Given data

* start *

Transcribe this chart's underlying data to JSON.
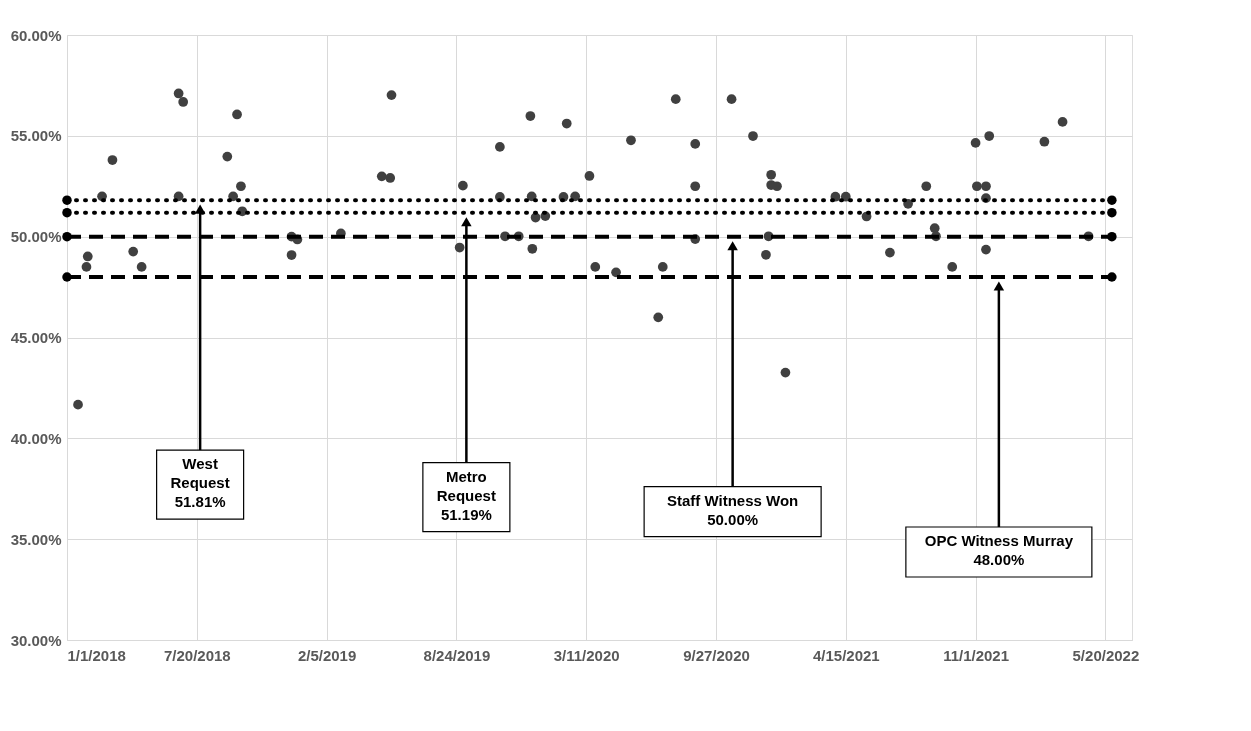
{
  "chart_data": {
    "type": "scatter",
    "xlim": [
      "2018-01-01",
      "2022-06-30"
    ],
    "xticks": [
      {
        "value": "2018-01-01",
        "label": "1/1/2018"
      },
      {
        "value": "2018-07-20",
        "label": "7/20/2018"
      },
      {
        "value": "2019-02-05",
        "label": "2/5/2019"
      },
      {
        "value": "2019-08-24",
        "label": "8/24/2019"
      },
      {
        "value": "2020-03-11",
        "label": "3/11/2020"
      },
      {
        "value": "2020-09-27",
        "label": "9/27/2020"
      },
      {
        "value": "2021-04-15",
        "label": "4/15/2021"
      },
      {
        "value": "2021-11-01",
        "label": "11/1/2021"
      },
      {
        "value": "2022-05-20",
        "label": "5/20/2022"
      }
    ],
    "ylim": [
      30,
      60
    ],
    "yticks": [
      {
        "value": 30,
        "label": "30.00%"
      },
      {
        "value": 35,
        "label": "35.00%"
      },
      {
        "value": 40,
        "label": "40.00%"
      },
      {
        "value": 45,
        "label": "45.00%"
      },
      {
        "value": 50,
        "label": "50.00%"
      },
      {
        "value": 55,
        "label": "55.00%"
      },
      {
        "value": 60,
        "label": "60.00%"
      }
    ],
    "grid": true,
    "marker": "circle",
    "series": [
      {
        "color": "#404040",
        "x": [
          "2018-01-18",
          "2018-01-31",
          "2018-02-02",
          "2018-02-24",
          "2018-03-12",
          "2018-04-13",
          "2018-04-26",
          "2018-06-22",
          "2018-06-22",
          "2018-06-29",
          "2018-09-05",
          "2018-09-14",
          "2018-09-20",
          "2018-09-26",
          "2018-09-28",
          "2018-12-13",
          "2018-12-13",
          "2018-12-22",
          "2019-02-27",
          "2019-05-01",
          "2019-05-14",
          "2019-05-16",
          "2019-08-29",
          "2019-09-03",
          "2019-10-30",
          "2019-10-30",
          "2019-11-07",
          "2019-11-28",
          "2019-12-16",
          "2019-12-18",
          "2019-12-19",
          "2019-12-24",
          "2020-01-08",
          "2020-02-05",
          "2020-02-10",
          "2020-02-23",
          "2020-03-16",
          "2020-03-25",
          "2020-04-26",
          "2020-05-19",
          "2020-06-30",
          "2020-07-07",
          "2020-07-27",
          "2020-08-26",
          "2020-08-26",
          "2020-08-26",
          "2020-10-21",
          "2020-11-23",
          "2020-12-13",
          "2020-12-17",
          "2020-12-21",
          "2020-12-21",
          "2020-12-30",
          "2021-01-12",
          "2021-03-30",
          "2021-04-15",
          "2021-05-17",
          "2021-06-22",
          "2021-07-20",
          "2021-08-17",
          "2021-08-30",
          "2021-09-01",
          "2021-09-26",
          "2021-11-01",
          "2021-11-03",
          "2021-11-17",
          "2021-11-17",
          "2021-11-17",
          "2021-11-22",
          "2022-02-15",
          "2022-03-15",
          "2022-04-24"
        ],
        "values": [
          41.67,
          48.5,
          49.02,
          52.0,
          53.8,
          49.26,
          48.5,
          57.1,
          52.0,
          56.68,
          53.97,
          52.0,
          56.06,
          52.5,
          51.26,
          50.0,
          49.09,
          49.86,
          50.16,
          52.99,
          52.91,
          57.02,
          49.46,
          52.53,
          54.45,
          51.97,
          50.02,
          50.02,
          55.98,
          52.0,
          49.4,
          50.95,
          51.02,
          51.97,
          55.61,
          52.0,
          53.01,
          48.5,
          48.23,
          54.78,
          46.0,
          48.5,
          56.82,
          54.6,
          52.5,
          49.88,
          56.82,
          54.99,
          49.1,
          50.02,
          53.07,
          52.56,
          52.5,
          43.26,
          51.98,
          51.98,
          51.0,
          49.21,
          51.63,
          52.5,
          50.42,
          50.02,
          48.5,
          54.65,
          52.5,
          52.5,
          51.91,
          49.36,
          54.99,
          54.71,
          55.69,
          50.02
        ]
      },
      {
        "type": "line",
        "color": "#000000",
        "line_style": "dotted",
        "x": [
          "2018-01-01",
          "2022-05-30"
        ],
        "values": [
          51.81,
          51.81
        ]
      },
      {
        "type": "line",
        "color": "#000000",
        "line_style": "dotted",
        "x": [
          "2018-01-01",
          "2022-05-30"
        ],
        "values": [
          51.19,
          51.19
        ]
      },
      {
        "type": "line",
        "color": "#000000",
        "line_style": "dashed",
        "x": [
          "2018-01-01",
          "2022-05-30"
        ],
        "values": [
          50.0,
          50.0
        ]
      },
      {
        "type": "line",
        "color": "#000000",
        "line_style": "dashed",
        "x": [
          "2018-01-01",
          "2022-05-30"
        ],
        "values": [
          48.0,
          48.0
        ]
      }
    ],
    "annotations": [
      "West\nRequest\n51.81%",
      "Metro\nRequest\n51.19%",
      "Staff Witness Won\n50.00%",
      "OPC Witness Murray\n48.00%"
    ]
  }
}
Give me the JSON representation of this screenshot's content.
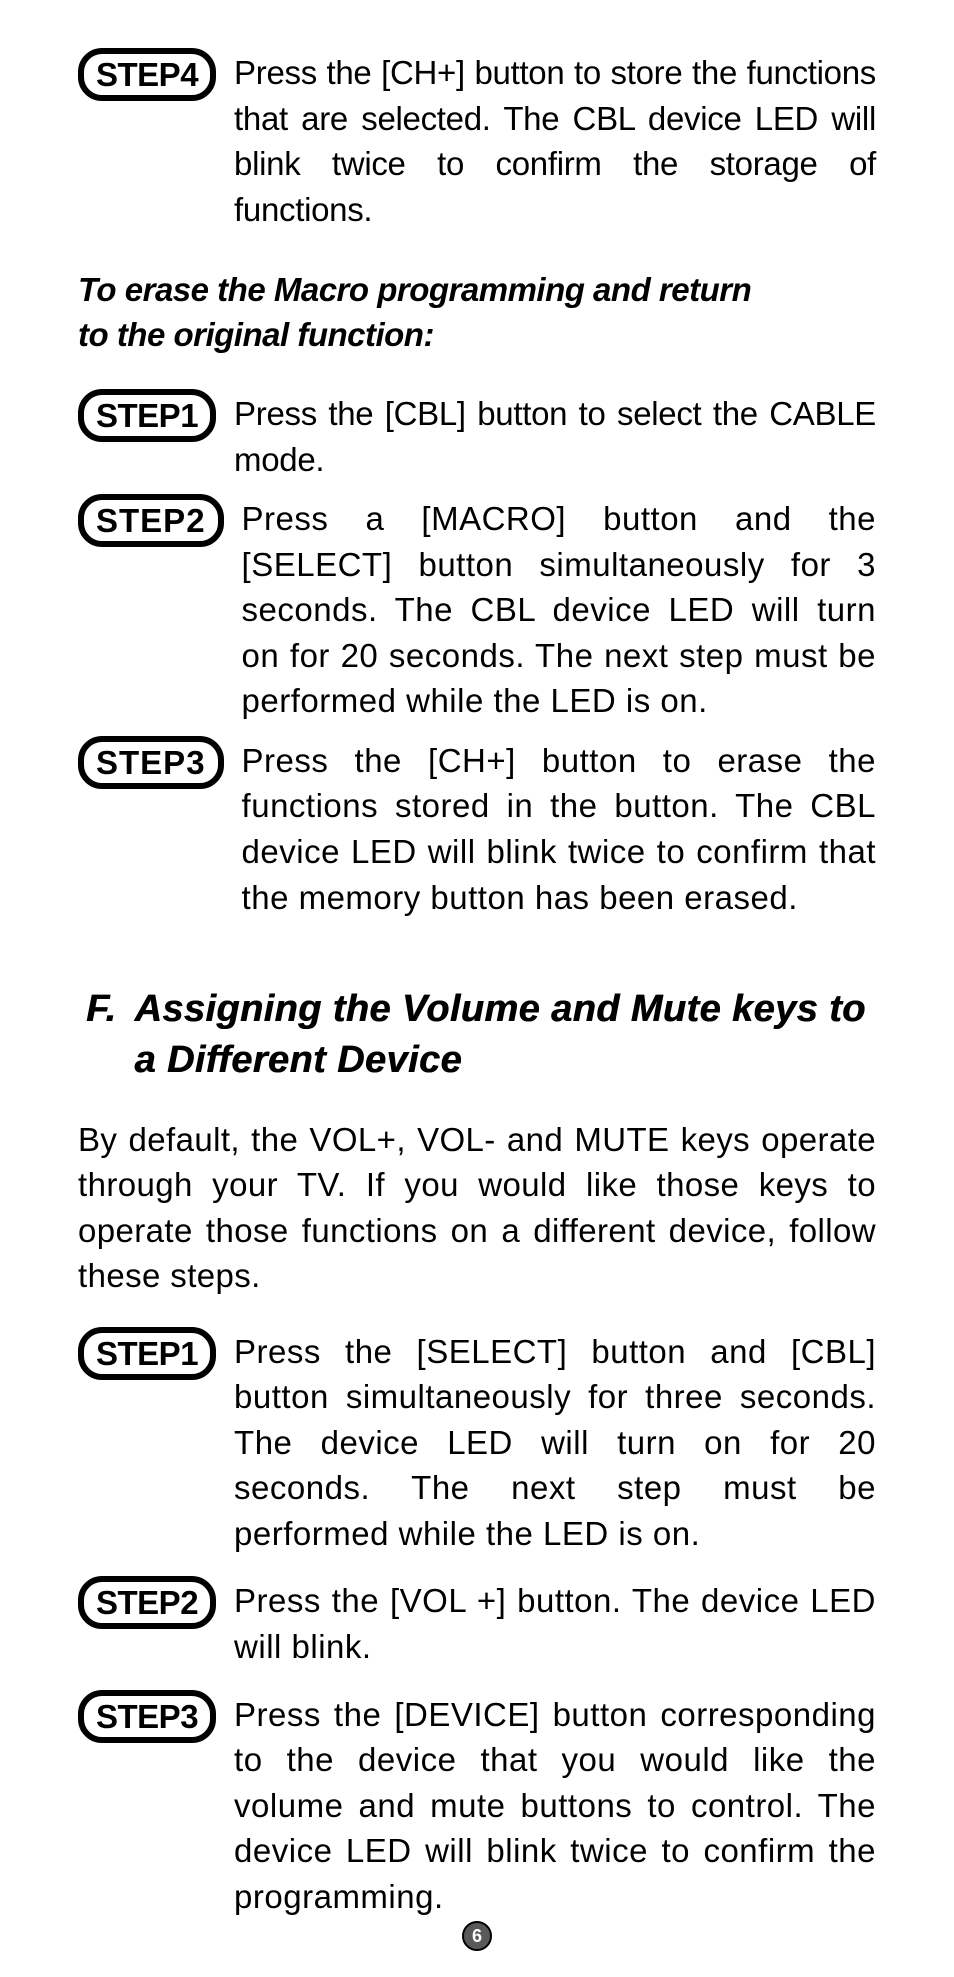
{
  "colors": {
    "page_bg": "#ffffff",
    "text": "#000000",
    "badge_border": "#000000",
    "page_badge_bg": "#595959",
    "page_badge_fg": "#ffffff",
    "page_badge_border": "#000000"
  },
  "typography": {
    "body_fontsize_pt": 25,
    "heading_fontsize_pt": 28,
    "step_badge_fontsize_pt": 25,
    "font_family": "Helvetica Neue Condensed",
    "body_line_height": 1.38
  },
  "top_continued_step": {
    "label": "STEP4",
    "text": "Press the [CH+] button to store the functions that are selected. The CBL device LED will blink twice to confirm the storage of functions."
  },
  "erase_macro": {
    "subheading": "To erase the Macro programming and return to the original function:",
    "steps": [
      {
        "label": "STEP1",
        "text": "Press the [CBL] button to select the CABLE mode."
      },
      {
        "label": "STEP2",
        "text": "Press a [MACRO] button and the [SELECT] button simultaneously for 3 seconds. The CBL device LED will turn on for 20 seconds. The next step must be performed while the LED is on."
      },
      {
        "label": "STEP3",
        "text": "Press the [CH+] button to erase the functions stored in the button. The CBL device LED will blink twice to confirm that the memory button has been erased."
      }
    ]
  },
  "section_f": {
    "prefix": "F.",
    "title": "Assigning the Volume and Mute keys to a Different Device",
    "intro": "By default, the VOL+, VOL- and MUTE keys operate through your TV. If you would like those keys to operate those functions on a different device, follow these steps.",
    "steps": [
      {
        "label": "STEP1",
        "text": "Press the [SELECT] button and [CBL] button simultaneously for three seconds. The device LED will turn on for 20 seconds. The next step must be performed while the LED is on."
      },
      {
        "label": "STEP2",
        "text": "Press the [VOL +] button. The device LED will blink."
      },
      {
        "label": "STEP3",
        "text": "Press the [DEVICE] button corresponding to the device that you would like the volume and mute buttons to control. The device LED will blink twice to confirm the programming."
      }
    ]
  },
  "page_number": "6"
}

* end *

Reproduce all entries without any change, and omit the pictures.

Transcribe this chart's underlying data to JSON.
{
  "chart_data": {
    "type": "scatter",
    "xlim": [
      "2018-01-01",
      "2022-06-30"
    ],
    "xticks": [
      {
        "value": "2018-01-01",
        "label": "1/1/2018"
      },
      {
        "value": "2018-07-20",
        "label": "7/20/2018"
      },
      {
        "value": "2019-02-05",
        "label": "2/5/2019"
      },
      {
        "value": "2019-08-24",
        "label": "8/24/2019"
      },
      {
        "value": "2020-03-11",
        "label": "3/11/2020"
      },
      {
        "value": "2020-09-27",
        "label": "9/27/2020"
      },
      {
        "value": "2021-04-15",
        "label": "4/15/2021"
      },
      {
        "value": "2021-11-01",
        "label": "11/1/2021"
      },
      {
        "value": "2022-05-20",
        "label": "5/20/2022"
      }
    ],
    "ylim": [
      30,
      60
    ],
    "yticks": [
      {
        "value": 30,
        "label": "30.00%"
      },
      {
        "value": 35,
        "label": "35.00%"
      },
      {
        "value": 40,
        "label": "40.00%"
      },
      {
        "value": 45,
        "label": "45.00%"
      },
      {
        "value": 50,
        "label": "50.00%"
      },
      {
        "value": 55,
        "label": "55.00%"
      },
      {
        "value": 60,
        "label": "60.00%"
      }
    ],
    "grid": true,
    "marker": "circle",
    "series": [
      {
        "color": "#404040",
        "x": [
          "2018-01-18",
          "2018-01-31",
          "2018-02-02",
          "2018-02-24",
          "2018-03-12",
          "2018-04-13",
          "2018-04-26",
          "2018-06-22",
          "2018-06-22",
          "2018-06-29",
          "2018-09-05",
          "2018-09-14",
          "2018-09-20",
          "2018-09-26",
          "2018-09-28",
          "2018-12-13",
          "2018-12-13",
          "2018-12-22",
          "2019-02-27",
          "2019-05-01",
          "2019-05-14",
          "2019-05-16",
          "2019-08-29",
          "2019-09-03",
          "2019-10-30",
          "2019-10-30",
          "2019-11-07",
          "2019-11-28",
          "2019-12-16",
          "2019-12-18",
          "2019-12-19",
          "2019-12-24",
          "2020-01-08",
          "2020-02-05",
          "2020-02-10",
          "2020-02-23",
          "2020-03-16",
          "2020-03-25",
          "2020-04-26",
          "2020-05-19",
          "2020-06-30",
          "2020-07-07",
          "2020-07-27",
          "2020-08-26",
          "2020-08-26",
          "2020-08-26",
          "2020-10-21",
          "2020-11-23",
          "2020-12-13",
          "2020-12-17",
          "2020-12-21",
          "2020-12-21",
          "2020-12-30",
          "2021-01-12",
          "2021-03-30",
          "2021-04-15",
          "2021-05-17",
          "2021-06-22",
          "2021-07-20",
          "2021-08-17",
          "2021-08-30",
          "2021-09-01",
          "2021-09-26",
          "2021-11-01",
          "2021-11-03",
          "2021-11-17",
          "2021-11-17",
          "2021-11-17",
          "2021-11-22",
          "2022-02-15",
          "2022-03-15",
          "2022-04-24"
        ],
        "values": [
          41.67,
          48.5,
          49.02,
          52.0,
          53.8,
          49.26,
          48.5,
          57.1,
          52.0,
          56.68,
          53.97,
          52.0,
          56.06,
          52.5,
          51.26,
          50.0,
          49.09,
          49.86,
          50.16,
          52.99,
          52.91,
          57.02,
          49.46,
          52.53,
          54.45,
          51.97,
          50.02,
          50.02,
          55.98,
          52.0,
          49.4,
          50.95,
          51.02,
          51.97,
          55.61,
          52.0,
          53.01,
          48.5,
          48.23,
          54.78,
          46.0,
          48.5,
          56.82,
          54.6,
          52.5,
          49.88,
          56.82,
          54.99,
          49.1,
          50.02,
          53.07,
          52.56,
          52.5,
          43.26,
          51.98,
          51.98,
          51.0,
          49.21,
          51.63,
          52.5,
          50.42,
          50.02,
          48.5,
          54.65,
          52.5,
          52.5,
          51.91,
          49.36,
          54.99,
          54.71,
          55.69,
          50.02
        ]
      },
      {
        "type": "line",
        "color": "#000000",
        "line_style": "dotted",
        "x": [
          "2018-01-01",
          "2022-05-30"
        ],
        "values": [
          51.81,
          51.81
        ]
      },
      {
        "type": "line",
        "color": "#000000",
        "line_style": "dotted",
        "x": [
          "2018-01-01",
          "2022-05-30"
        ],
        "values": [
          51.19,
          51.19
        ]
      },
      {
        "type": "line",
        "color": "#000000",
        "line_style": "dashed",
        "x": [
          "2018-01-01",
          "2022-05-30"
        ],
        "values": [
          50.0,
          50.0
        ]
      },
      {
        "type": "line",
        "color": "#000000",
        "line_style": "dashed",
        "x": [
          "2018-01-01",
          "2022-05-30"
        ],
        "values": [
          48.0,
          48.0
        ]
      }
    ],
    "annotations": [
      "West\nRequest\n51.81%",
      "Metro\nRequest\n51.19%",
      "Staff Witness Won\n50.00%",
      "OPC Witness Murray\n48.00%"
    ]
  }
}
Give me the JSON representation of this screenshot's content.
{
  "colors": {
    "page_bg": "#ffffff",
    "text": "#000000",
    "badge_border": "#000000",
    "page_badge_bg": "#595959",
    "page_badge_fg": "#ffffff",
    "page_badge_border": "#000000"
  },
  "typography": {
    "body_fontsize_pt": 25,
    "heading_fontsize_pt": 28,
    "step_badge_fontsize_pt": 25,
    "font_family": "Helvetica Neue Condensed",
    "body_line_height": 1.38
  },
  "top_continued_step": {
    "label": "STEP4",
    "text": "Press the [CH+] button to store the functions that are selected. The CBL device LED will blink twice to confirm the storage of functions."
  },
  "erase_macro": {
    "subheading": "To erase the Macro programming and return to the original function:",
    "steps": [
      {
        "label": "STEP1",
        "text": "Press the [CBL] button to select the CABLE mode."
      },
      {
        "label": "STEP2",
        "text": "Press a [MACRO] button and the [SELECT] button simultaneously for 3 seconds. The CBL device LED will turn on for 20 seconds. The next step must be performed while the LED is on."
      },
      {
        "label": "STEP3",
        "text": "Press the [CH+] button to erase the functions stored in the button. The CBL device LED will blink twice to confirm that the memory button has been erased."
      }
    ]
  },
  "section_f": {
    "prefix": "F.",
    "title": "Assigning the Volume and Mute keys to a Different Device",
    "intro": "By default, the VOL+, VOL- and MUTE keys operate through your TV. If you would like those keys to operate those functions on a different device, follow these steps.",
    "steps": [
      {
        "label": "STEP1",
        "text": "Press the [SELECT] button and [CBL] button simultaneously for three seconds. The device LED will turn on for 20 seconds. The next step must be performed while the LED is on."
      },
      {
        "label": "STEP2",
        "text": "Press the [VOL +] button. The device LED will blink."
      },
      {
        "label": "STEP3",
        "text": "Press the [DEVICE] button corresponding to the device that you would like the volume and mute buttons to control. The device LED will blink twice to confirm the programming."
      }
    ]
  },
  "page_number": "6"
}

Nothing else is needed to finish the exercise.